What this task involves:
Search the data for the word "progresso". Reproduce every line where it is found.

Listed entries:
-- BEGIN --

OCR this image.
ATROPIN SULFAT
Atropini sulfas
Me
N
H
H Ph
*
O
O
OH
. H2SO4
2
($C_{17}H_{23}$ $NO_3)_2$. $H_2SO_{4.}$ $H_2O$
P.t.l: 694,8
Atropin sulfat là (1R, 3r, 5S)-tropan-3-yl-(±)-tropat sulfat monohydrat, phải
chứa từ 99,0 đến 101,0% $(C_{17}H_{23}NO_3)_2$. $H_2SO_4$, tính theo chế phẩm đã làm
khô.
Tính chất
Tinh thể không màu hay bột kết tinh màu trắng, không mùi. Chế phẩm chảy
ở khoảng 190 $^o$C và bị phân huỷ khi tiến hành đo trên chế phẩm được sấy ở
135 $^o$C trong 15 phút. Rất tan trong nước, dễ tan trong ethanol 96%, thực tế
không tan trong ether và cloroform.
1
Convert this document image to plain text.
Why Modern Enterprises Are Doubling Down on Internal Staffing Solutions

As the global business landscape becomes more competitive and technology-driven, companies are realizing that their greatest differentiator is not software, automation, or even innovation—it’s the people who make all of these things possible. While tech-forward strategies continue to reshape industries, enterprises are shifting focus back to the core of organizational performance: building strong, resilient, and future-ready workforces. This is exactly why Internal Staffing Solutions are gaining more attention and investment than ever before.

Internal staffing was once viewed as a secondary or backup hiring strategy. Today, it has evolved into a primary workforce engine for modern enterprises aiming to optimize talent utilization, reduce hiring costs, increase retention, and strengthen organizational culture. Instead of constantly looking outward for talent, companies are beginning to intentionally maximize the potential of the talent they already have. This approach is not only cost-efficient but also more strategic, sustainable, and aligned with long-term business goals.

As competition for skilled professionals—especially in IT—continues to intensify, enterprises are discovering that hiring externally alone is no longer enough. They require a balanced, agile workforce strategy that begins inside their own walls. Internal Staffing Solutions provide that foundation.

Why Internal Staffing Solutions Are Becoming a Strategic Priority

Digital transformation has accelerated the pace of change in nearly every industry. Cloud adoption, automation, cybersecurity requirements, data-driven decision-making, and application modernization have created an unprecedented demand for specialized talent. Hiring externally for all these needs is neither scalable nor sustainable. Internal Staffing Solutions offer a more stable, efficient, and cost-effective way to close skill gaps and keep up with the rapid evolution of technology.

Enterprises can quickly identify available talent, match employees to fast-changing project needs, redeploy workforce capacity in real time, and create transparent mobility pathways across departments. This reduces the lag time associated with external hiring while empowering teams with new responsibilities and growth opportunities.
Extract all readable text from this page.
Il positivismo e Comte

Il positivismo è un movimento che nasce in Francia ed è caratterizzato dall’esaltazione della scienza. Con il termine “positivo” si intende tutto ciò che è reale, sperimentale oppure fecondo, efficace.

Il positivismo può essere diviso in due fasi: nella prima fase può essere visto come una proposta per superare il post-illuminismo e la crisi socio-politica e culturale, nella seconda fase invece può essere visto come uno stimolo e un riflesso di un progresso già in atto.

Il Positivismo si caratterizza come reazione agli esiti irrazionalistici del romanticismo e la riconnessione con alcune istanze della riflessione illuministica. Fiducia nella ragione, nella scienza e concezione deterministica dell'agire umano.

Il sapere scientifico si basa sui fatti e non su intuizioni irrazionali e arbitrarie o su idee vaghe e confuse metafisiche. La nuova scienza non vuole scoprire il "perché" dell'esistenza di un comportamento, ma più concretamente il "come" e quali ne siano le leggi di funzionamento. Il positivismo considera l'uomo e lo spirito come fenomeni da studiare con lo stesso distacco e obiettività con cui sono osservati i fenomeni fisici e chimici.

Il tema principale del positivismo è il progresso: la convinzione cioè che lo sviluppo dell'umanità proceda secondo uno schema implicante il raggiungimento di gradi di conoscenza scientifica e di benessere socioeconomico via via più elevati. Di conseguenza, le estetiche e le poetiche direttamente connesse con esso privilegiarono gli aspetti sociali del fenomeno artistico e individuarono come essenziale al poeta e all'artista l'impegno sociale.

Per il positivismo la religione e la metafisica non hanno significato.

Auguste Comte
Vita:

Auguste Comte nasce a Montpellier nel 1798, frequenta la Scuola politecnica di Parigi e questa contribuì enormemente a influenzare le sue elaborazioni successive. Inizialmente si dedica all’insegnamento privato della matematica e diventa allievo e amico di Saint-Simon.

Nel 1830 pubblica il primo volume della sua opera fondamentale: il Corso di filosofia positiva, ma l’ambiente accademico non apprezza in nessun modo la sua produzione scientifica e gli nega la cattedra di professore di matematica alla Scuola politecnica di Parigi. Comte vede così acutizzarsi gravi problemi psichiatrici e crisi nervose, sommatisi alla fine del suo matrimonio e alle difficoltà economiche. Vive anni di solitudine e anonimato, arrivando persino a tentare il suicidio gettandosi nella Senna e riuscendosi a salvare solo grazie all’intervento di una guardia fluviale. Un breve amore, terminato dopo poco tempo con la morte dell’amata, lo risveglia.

-- END --

Solution:
Il positivismo può essere diviso in due fasi: nella prima fase può essere visto come una proposta per superare il post-illuminismo e la crisi socio-politica e culturale, nella seconda fase invece può essere visto come uno stimolo e un riflesso di un progresso già in atto.
Il tema principale del positivismo è il progresso: la convinzione cioè che lo sviluppo dell'umanità proceda secondo uno schema implicante il raggiungimento di gradi di conoscenza scientifica e di benessere socioeconomico via via più elevati. Di conseguenza, le estetiche e le poetiche direttamente connesse con esso privilegiarono gli aspetti sociali del fenomeno artistico e individuarono come essenziale al poeta e all'artista l'impegno sociale.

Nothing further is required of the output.